-- WHAT YOU ARE ASKED TO DO --
Give the data a second time, exactly and in full.

-- MATERIAL FOR THIS EXERCISE --
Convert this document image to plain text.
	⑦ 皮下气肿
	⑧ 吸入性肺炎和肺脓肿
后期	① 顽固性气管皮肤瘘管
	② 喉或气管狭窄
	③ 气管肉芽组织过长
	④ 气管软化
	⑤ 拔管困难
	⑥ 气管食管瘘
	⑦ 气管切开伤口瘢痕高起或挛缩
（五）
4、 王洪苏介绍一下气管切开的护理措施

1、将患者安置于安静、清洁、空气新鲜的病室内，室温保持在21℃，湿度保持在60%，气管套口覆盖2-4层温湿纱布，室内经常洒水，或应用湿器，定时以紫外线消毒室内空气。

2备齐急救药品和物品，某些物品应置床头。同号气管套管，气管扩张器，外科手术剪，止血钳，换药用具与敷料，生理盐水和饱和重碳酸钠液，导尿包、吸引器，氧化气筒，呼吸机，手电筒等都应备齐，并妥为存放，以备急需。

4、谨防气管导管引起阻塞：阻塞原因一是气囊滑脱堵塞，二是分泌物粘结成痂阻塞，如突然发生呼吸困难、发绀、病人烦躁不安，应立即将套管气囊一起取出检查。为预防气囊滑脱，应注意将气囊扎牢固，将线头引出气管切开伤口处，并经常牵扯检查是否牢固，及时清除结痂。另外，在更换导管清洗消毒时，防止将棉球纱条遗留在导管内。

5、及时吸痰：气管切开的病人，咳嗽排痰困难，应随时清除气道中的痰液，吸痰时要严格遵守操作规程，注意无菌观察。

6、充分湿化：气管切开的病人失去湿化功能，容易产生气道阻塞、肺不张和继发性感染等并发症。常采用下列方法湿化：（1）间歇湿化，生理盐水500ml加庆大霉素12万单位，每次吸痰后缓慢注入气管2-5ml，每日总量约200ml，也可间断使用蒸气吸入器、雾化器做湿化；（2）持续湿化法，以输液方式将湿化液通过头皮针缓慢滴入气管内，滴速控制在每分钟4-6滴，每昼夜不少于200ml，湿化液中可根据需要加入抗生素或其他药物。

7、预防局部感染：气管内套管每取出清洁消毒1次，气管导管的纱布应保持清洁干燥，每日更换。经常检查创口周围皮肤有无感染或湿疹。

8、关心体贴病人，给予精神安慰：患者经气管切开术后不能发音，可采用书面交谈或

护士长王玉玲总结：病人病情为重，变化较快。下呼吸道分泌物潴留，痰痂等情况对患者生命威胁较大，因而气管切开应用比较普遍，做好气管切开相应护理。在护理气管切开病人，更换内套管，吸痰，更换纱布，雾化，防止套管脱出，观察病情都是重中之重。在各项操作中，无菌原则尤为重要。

-- COMPLETED EXERCISE --
Convert this document image to plain text.
	⑦ 皮下气肿
	⑧ 吸入性肺炎和肺脓肿
后期	① 顽固性气管皮肤瘘管
	② 喉或气管狭窄
	③ 气管肉芽组织过长
	④ 气管软化
	⑤ 拔管困难
	⑥ 气管食管瘘
	⑦ 气管切开伤口瘢痕高起或挛缩
（五）
4、 王洪苏介绍一下气管切开的护理措施

1、将患者安置于安静、清洁、空气新鲜的病室内，室温保持在21℃，湿度保持在60%，气管套口覆盖2-4层温湿纱布，室内经常洒水，或应用湿器，定时以紫外线消毒室内空气。

2备齐急救药品和物品，某些物品应置床头。同号气管套管，气管扩张器，外科手术剪，止血钳，换药用具与敷料，生理盐水和饱和重碳酸钠液，导尿包、吸引器，氧化气筒，呼吸机，手电筒等都应备齐，并妥为存放，以备急需。

4、谨防气管导管引起阻塞：阻塞原因一是气囊滑脱堵塞，二是分泌物粘结成痂阻塞，如突然发生呼吸困难、发绀、病人烦躁不安，应立即将套管气囊一起取出检查。为预防气囊滑脱，应注意将气囊扎牢固，将线头引出气管切开伤口处，并经常牵扯检查是否牢固，及时清除结痂。另外，在更换导管清洗消毒时，防止将棉球纱条遗留在导管内。

5、及时吸痰：气管切开的病人，咳嗽排痰困难，应随时清除气道中的痰液，吸痰时要严格遵守操作规程，注意无菌观察。

6、充分湿化：气管切开的病人失去湿化功能，容易产生气道阻塞、肺不张和继发性感染等并发症。常采用下列方法湿化：（1）间歇湿化，生理盐水500ml加庆大霉素12万单位，每次吸痰后缓慢注入气管2-5ml，每日总量约200ml，也可间断使用蒸气吸入器、雾化器做湿化；（2）持续湿化法，以输液方式将湿化液通过头皮针缓慢滴入气管内，滴速控制在每分钟4-6滴，每昼夜不少于200ml，湿化液中可根据需要加入抗生素或其他药物。

7、预防局部感染：气管内套管每取出清洁消毒1次，气管导管的纱布应保持清洁干燥，每日更换。经常检查创口周围皮肤有无感染或湿疹。

8、关心体贴病人，给予精神安慰：患者经气管切开术后不能发音，可采用书面交谈或

护士长王玉玲总结：病人病情为重，变化较快。下呼吸道分泌物潴留，痰痂等情况对患者生命威胁较大，因而气管切开应用比较普遍，做好气管切开相应护理。在护理气管切开病人，更换内套管，吸痰，更换纱布，雾化，防止套管脱出，观察病情都是重中之重。在各项操作中，无菌原则尤为重要。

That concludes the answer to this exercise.